╭─ Entries shown
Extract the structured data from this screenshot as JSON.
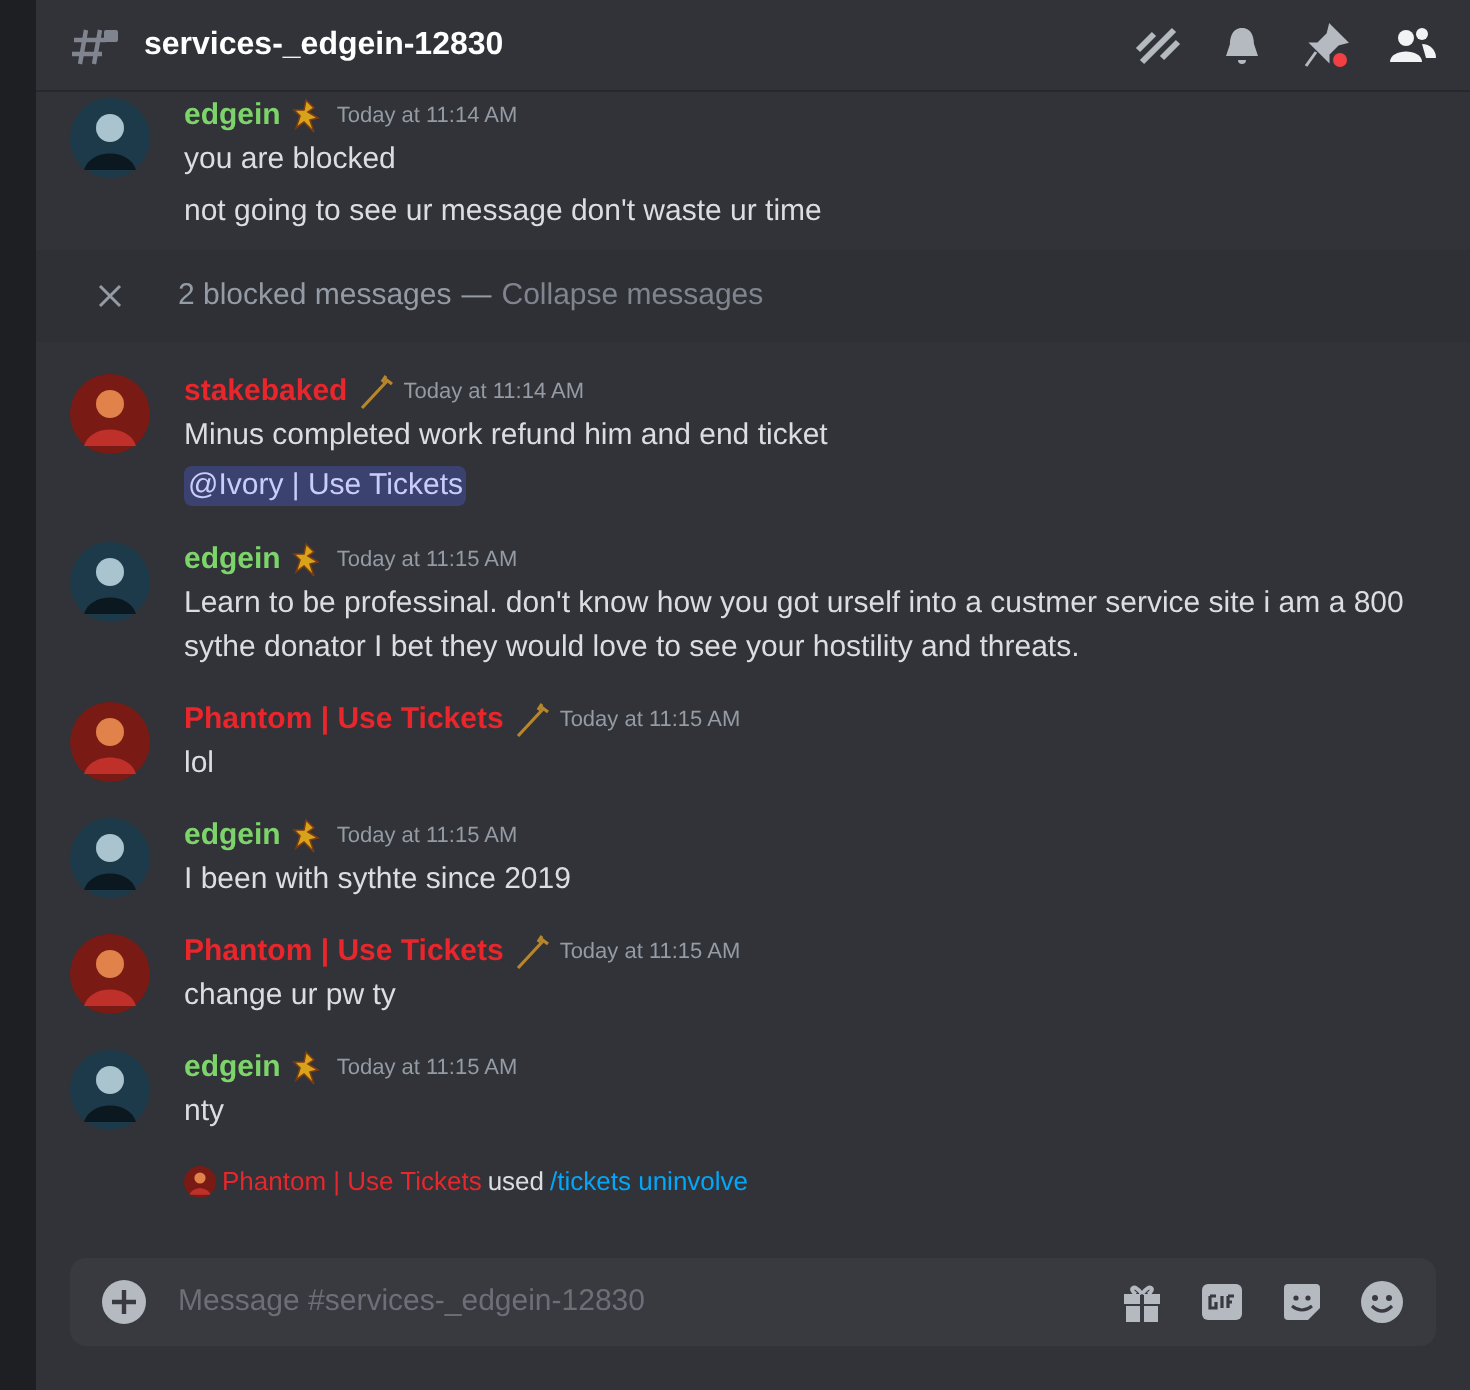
{
  "header": {
    "channel": "services-_edgein-12830"
  },
  "messages": [
    {
      "kind": "message",
      "author": "edgein",
      "color": "#7dd46a",
      "badge": {
        "kind": "figure"
      },
      "time": "Today at 11:14 AM",
      "lines": [
        "you are blocked",
        "not going to see ur message don't waste ur time"
      ]
    },
    {
      "kind": "blocked",
      "count_text": "2 blocked messages",
      "separator": "—",
      "action": "Collapse messages"
    },
    {
      "kind": "message",
      "author": "stakebaked",
      "color": "#e8262b",
      "badge": {
        "kind": "staff"
      },
      "time": "Today at 11:14 AM",
      "lines": [
        "Minus completed work refund him and end ticket"
      ],
      "mention": "@Ivory | Use Tickets"
    },
    {
      "kind": "message",
      "author": "edgein",
      "color": "#7dd46a",
      "badge": {
        "kind": "figure"
      },
      "time": "Today at 11:15 AM",
      "lines": [
        "Learn to be professinal. don't know how you got urself into a custmer service site i am a 800 sythe donator I bet they would love to see your hostility and threats."
      ]
    },
    {
      "kind": "message",
      "author": "Phantom | Use Tickets",
      "color": "#e8262b",
      "badge": {
        "kind": "staff"
      },
      "time": "Today at 11:15 AM",
      "lines": [
        "lol"
      ]
    },
    {
      "kind": "message",
      "author": "edgein",
      "color": "#7dd46a",
      "badge": {
        "kind": "figure"
      },
      "time": "Today at 11:15 AM",
      "lines": [
        "I been with sythte since 2019"
      ]
    },
    {
      "kind": "message",
      "author": "Phantom | Use Tickets",
      "color": "#e8262b",
      "badge": {
        "kind": "staff"
      },
      "time": "Today at 11:15 AM",
      "lines": [
        "change ur pw ty"
      ]
    },
    {
      "kind": "message",
      "author": "edgein",
      "color": "#7dd46a",
      "badge": {
        "kind": "figure"
      },
      "time": "Today at 11:15 AM",
      "lines": [
        "nty"
      ]
    },
    {
      "kind": "command",
      "author": "Phantom | Use Tickets",
      "color": "#e8262b",
      "verb": "used",
      "command": "/tickets uninvolve"
    }
  ],
  "composer": {
    "placeholder": "Message #services-_edgein-12830"
  }
}
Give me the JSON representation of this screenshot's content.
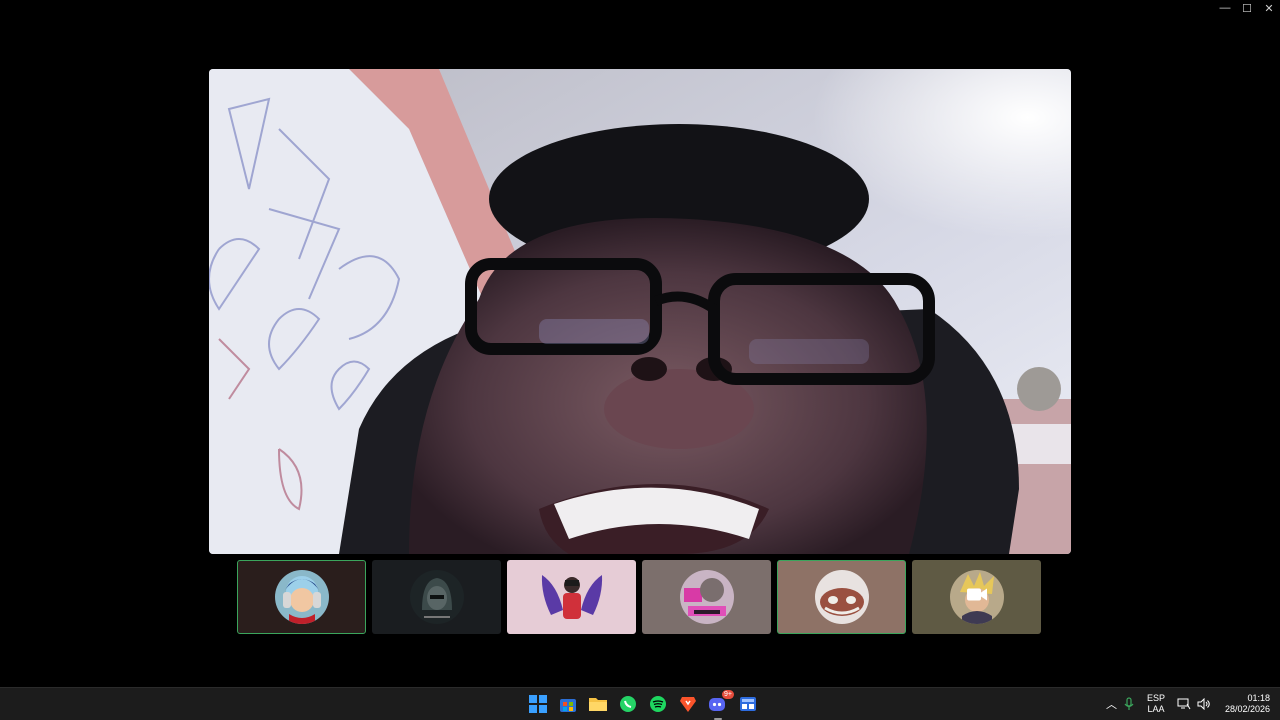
{
  "window": {
    "controls": [
      {
        "name": "minimize-icon",
        "glyph": "—"
      },
      {
        "name": "maximize-icon",
        "glyph": "☐"
      },
      {
        "name": "close-icon",
        "glyph": "✕"
      }
    ]
  },
  "participants": [
    {
      "name": "participant-tile-1",
      "active": true,
      "background": "#2a1e1c",
      "avatar_icon": "anime-boy-avatar-icon"
    },
    {
      "name": "participant-tile-2",
      "active": false,
      "background": "#1a1d20",
      "avatar_icon": "hooded-figure-avatar-icon"
    },
    {
      "name": "participant-tile-3",
      "active": false,
      "background": "#e6ccd6",
      "avatar_icon": "winged-figure-avatar-icon"
    },
    {
      "name": "participant-tile-4",
      "active": false,
      "background": "#7c6f6c",
      "avatar_icon": "neon-collage-avatar-icon"
    },
    {
      "name": "participant-tile-5",
      "active": true,
      "background": "#8e7266",
      "avatar_icon": "creature-avatar-icon"
    },
    {
      "name": "participant-tile-6",
      "active": false,
      "background": "#5f5a44",
      "avatar_icon": "camera-icon"
    }
  ],
  "taskbar": {
    "apps": [
      {
        "name": "windows-start-icon",
        "color": "#3aa0ff"
      },
      {
        "name": "store-icon",
        "color": "#f2c94c"
      },
      {
        "name": "file-explorer-icon",
        "color": "#f6c244"
      },
      {
        "name": "whatsapp-icon",
        "color": "#25d366"
      },
      {
        "name": "spotify-icon",
        "color": "#1ed760"
      },
      {
        "name": "brave-icon",
        "color": "#fb542b"
      },
      {
        "name": "discord-icon",
        "color": "#5865f2",
        "badge": "9+"
      },
      {
        "name": "dashboard-app-icon",
        "color": "#2d6cdf"
      }
    ],
    "tray": {
      "lang_top": "ESP",
      "lang_bottom": "LAA",
      "time": "01:18",
      "date": "28/02/2026"
    }
  }
}
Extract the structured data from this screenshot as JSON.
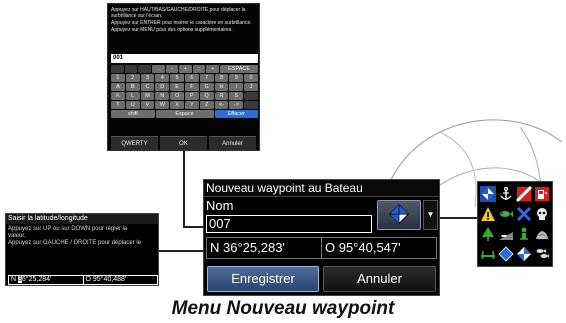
{
  "keyboard_panel": {
    "help": [
      "Appuyez sur HAUT/BAS/GAUCHE/DROITE pour déplacer la surbrillance sur l'écran.",
      "Appuyez sur ENTRER pour insérer le caractère en surbrillance.",
      "Appuyez sur MENU pour des options supplémentaires."
    ],
    "input_value": "001",
    "rows": [
      [
        ".",
        "-",
        "+",
        ":",
        "+",
        "ESPACE"
      ],
      [
        "1",
        "2",
        "3",
        "4",
        "5",
        "6",
        "7",
        "8",
        "9",
        "0"
      ],
      [
        "A",
        "B",
        "C",
        "D",
        "E",
        "F",
        "G",
        "H",
        "I",
        "J"
      ],
      [
        "K",
        "L",
        "M",
        "N",
        "O",
        "P",
        "Q",
        "R",
        "S"
      ],
      [
        "T",
        "U",
        "V",
        "W",
        "X",
        "Y",
        "Z",
        "<-",
        "->"
      ]
    ],
    "bottom_row": {
      "shift": "shift",
      "space": "Espace",
      "erase": "Effacer"
    },
    "buttons": {
      "qwerty": "QWERTY",
      "ok": "OK",
      "cancel": "Annuler"
    }
  },
  "dialog": {
    "title": "Nouveau waypoint au Bateau",
    "name_label": "Nom",
    "name_value": "007",
    "icon_name": "waypoint-diamond-icon",
    "latitude": "N   36°25,283'",
    "longitude": "O   95°40,547'",
    "save_label": "Enregistrer",
    "cancel_label": "Annuler"
  },
  "latlong_panel": {
    "title": "Saisir la latitude/longitude",
    "help": [
      "Appuyez sur UP ou sur DOWN pour régler la",
      "valeur.",
      "Appuyez sur GAUCHE / DROITE pour déplacer le"
    ],
    "lat_prefix": "N  ",
    "lat_cursor": "3",
    "lat_rest": "6°25,284'",
    "longitude": "O   95°40,488'"
  },
  "icon_palette": {
    "icons": [
      "waypoint-diamond-icon",
      "anchor-icon",
      "flag-red-icon",
      "fuel-icon",
      "caution-icon",
      "fish-icon",
      "x-mark-icon",
      "skull-icon",
      "tree-icon",
      "boat-ramp-icon",
      "diver-icon",
      "rock-icon",
      "dock-icon",
      "blue-diamond-icon",
      "diamond-dot-icon",
      "fish-school-icon"
    ]
  },
  "caption": "Menu Nouveau waypoint",
  "colors": {
    "accent_blue": "#2a6fd6",
    "button_blue": "#3a5a8a",
    "panel_black": "#000000"
  }
}
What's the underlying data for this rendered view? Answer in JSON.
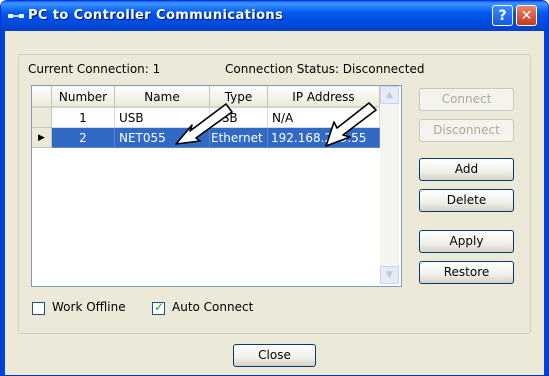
{
  "window": {
    "title": "PC to Controller Communications",
    "help_glyph": "?",
    "close_glyph": "✕"
  },
  "status": {
    "current_connection_label": "Current Connection: 1",
    "connection_status_label": "Connection Status: Disconnected"
  },
  "table": {
    "headers": [
      "Number",
      "Name",
      "Type",
      "IP Address"
    ],
    "rows": [
      {
        "number": "1",
        "name": "USB",
        "type": "USB",
        "ip": "N/A"
      },
      {
        "number": "2",
        "name": "NET055",
        "type": "Ethernet",
        "ip": "192.168.219.55"
      }
    ],
    "selected_row_marker": "▶"
  },
  "buttons": {
    "connect": "Connect",
    "disconnect": "Disconnect",
    "add": "Add",
    "delete": "Delete",
    "apply": "Apply",
    "restore": "Restore",
    "close": "Close"
  },
  "options": {
    "work_offline": {
      "label": "Work Offline",
      "checked": false
    },
    "auto_connect": {
      "label": "Auto Connect",
      "checked": true
    }
  },
  "colors": {
    "title_bar": "#0046d5",
    "selection": "#316ac5",
    "annotation_arrow": "#000000"
  }
}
╰─
• **What to work on**: Gather each line holding the string "surbrillance".

• **Answer to this exercise**:
      "Appuyez sur HAUT/BAS/GAUCHE/DROITE pour déplacer la surbrillance sur l'écran.",
      "Appuyez sur ENTRER pour insérer le caractère en surbrillance.",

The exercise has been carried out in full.